Collection entries
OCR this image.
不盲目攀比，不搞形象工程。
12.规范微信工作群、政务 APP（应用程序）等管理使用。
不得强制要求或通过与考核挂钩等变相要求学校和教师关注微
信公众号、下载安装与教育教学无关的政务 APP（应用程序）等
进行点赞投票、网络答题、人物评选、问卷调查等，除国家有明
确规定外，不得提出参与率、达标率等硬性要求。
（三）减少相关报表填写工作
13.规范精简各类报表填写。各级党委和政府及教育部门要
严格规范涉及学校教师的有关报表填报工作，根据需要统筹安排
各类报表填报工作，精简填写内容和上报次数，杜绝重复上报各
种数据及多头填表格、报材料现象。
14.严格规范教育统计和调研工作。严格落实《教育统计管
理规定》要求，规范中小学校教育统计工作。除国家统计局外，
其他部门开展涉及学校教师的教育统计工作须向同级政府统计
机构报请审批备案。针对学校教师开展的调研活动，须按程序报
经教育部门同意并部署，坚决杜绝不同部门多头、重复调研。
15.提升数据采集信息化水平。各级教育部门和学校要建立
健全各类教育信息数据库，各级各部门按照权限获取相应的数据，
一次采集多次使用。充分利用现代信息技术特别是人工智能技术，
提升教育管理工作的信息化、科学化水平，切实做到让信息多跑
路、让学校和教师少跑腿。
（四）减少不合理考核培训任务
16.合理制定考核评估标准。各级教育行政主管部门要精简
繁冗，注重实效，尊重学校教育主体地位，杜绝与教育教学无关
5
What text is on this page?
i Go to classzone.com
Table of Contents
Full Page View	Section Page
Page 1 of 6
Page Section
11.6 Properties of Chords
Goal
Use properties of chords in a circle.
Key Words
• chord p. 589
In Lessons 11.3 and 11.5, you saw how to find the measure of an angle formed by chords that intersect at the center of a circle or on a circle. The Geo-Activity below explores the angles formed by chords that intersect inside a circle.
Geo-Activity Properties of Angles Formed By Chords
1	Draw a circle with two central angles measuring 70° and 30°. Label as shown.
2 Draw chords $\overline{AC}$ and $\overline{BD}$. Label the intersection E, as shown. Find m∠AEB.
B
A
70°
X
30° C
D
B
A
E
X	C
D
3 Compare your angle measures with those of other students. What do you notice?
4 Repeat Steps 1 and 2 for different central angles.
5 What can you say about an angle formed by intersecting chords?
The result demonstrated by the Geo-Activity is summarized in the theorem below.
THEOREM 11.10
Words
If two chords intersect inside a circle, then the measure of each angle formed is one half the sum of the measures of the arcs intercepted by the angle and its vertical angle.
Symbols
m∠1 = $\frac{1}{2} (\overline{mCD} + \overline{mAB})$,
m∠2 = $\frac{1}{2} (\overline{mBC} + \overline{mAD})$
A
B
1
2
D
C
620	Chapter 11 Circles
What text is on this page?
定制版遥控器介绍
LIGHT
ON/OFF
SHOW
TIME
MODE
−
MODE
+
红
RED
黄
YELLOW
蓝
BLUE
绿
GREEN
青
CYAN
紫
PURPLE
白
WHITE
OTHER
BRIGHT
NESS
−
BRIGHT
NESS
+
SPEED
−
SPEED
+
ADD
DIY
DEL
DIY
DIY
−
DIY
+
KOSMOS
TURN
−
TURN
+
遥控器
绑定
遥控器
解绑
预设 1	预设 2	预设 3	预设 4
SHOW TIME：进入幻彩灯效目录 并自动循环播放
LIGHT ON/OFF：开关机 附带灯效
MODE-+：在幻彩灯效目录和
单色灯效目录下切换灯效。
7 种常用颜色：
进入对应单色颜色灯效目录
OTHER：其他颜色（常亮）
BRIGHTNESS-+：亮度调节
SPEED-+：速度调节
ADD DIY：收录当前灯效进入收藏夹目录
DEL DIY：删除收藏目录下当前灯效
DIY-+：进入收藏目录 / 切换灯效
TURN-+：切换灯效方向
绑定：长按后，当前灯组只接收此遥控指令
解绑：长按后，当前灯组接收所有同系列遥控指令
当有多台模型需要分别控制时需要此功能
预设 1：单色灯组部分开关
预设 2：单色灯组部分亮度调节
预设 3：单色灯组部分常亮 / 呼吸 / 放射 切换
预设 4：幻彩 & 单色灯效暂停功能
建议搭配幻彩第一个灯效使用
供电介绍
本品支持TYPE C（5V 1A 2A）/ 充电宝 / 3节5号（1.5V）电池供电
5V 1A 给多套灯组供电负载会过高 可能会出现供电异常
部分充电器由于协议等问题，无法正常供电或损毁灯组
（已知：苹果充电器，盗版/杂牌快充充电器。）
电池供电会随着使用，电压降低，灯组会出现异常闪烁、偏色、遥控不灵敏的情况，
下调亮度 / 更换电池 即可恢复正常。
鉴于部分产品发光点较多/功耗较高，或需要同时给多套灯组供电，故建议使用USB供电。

> **Request**:
Pull out each line holding the string "central".

> **Response to this task**:
1	Draw a circle with two central angles measuring 70° and 30°. Label as shown.
4 Repeat Steps 1 and 2 for different central angles.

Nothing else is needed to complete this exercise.